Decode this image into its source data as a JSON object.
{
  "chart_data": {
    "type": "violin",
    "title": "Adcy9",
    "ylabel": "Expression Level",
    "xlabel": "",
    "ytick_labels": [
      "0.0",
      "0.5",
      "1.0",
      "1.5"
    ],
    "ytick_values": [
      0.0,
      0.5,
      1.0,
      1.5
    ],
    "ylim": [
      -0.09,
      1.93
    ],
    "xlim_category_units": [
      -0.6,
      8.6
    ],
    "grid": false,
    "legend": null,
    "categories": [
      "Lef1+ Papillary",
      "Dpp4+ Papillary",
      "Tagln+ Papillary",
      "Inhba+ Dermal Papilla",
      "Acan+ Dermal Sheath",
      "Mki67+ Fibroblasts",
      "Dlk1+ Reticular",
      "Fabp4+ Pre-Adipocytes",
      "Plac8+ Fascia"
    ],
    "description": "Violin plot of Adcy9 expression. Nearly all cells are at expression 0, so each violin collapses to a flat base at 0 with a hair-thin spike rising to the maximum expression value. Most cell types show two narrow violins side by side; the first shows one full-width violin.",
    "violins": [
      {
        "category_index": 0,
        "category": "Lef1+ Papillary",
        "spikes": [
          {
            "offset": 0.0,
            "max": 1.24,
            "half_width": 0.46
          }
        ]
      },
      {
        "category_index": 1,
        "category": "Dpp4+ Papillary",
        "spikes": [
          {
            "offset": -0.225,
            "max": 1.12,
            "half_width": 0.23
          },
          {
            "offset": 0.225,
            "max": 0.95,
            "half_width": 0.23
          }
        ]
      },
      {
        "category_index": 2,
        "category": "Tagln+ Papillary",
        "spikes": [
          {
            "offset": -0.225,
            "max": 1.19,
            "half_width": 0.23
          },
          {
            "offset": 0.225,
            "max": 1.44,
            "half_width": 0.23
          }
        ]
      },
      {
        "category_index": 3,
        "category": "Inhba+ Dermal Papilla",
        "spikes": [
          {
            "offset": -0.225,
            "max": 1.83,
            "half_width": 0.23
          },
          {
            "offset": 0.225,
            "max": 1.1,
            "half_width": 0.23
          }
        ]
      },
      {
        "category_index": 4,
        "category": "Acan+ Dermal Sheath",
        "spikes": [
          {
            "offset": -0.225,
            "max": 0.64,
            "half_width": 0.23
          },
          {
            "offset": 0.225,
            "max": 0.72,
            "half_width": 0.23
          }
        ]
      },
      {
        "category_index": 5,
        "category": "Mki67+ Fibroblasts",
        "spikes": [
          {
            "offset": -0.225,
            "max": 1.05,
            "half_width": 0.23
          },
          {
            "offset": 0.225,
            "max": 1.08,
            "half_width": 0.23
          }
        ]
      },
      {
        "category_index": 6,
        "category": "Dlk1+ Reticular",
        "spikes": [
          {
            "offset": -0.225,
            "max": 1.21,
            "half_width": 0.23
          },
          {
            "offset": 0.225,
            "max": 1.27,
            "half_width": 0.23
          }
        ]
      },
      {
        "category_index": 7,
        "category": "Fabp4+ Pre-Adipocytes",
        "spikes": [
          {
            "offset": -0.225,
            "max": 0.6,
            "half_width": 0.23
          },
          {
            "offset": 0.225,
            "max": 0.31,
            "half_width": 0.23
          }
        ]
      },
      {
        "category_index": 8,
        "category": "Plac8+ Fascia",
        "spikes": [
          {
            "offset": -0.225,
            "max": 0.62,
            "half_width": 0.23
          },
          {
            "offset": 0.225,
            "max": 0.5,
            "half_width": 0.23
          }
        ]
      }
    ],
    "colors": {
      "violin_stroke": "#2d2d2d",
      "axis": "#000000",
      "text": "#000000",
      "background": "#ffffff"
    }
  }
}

Try it -> If a line of the listing contains the word "Tagln", count it; then give the total and nothing else.

Answer space -> 2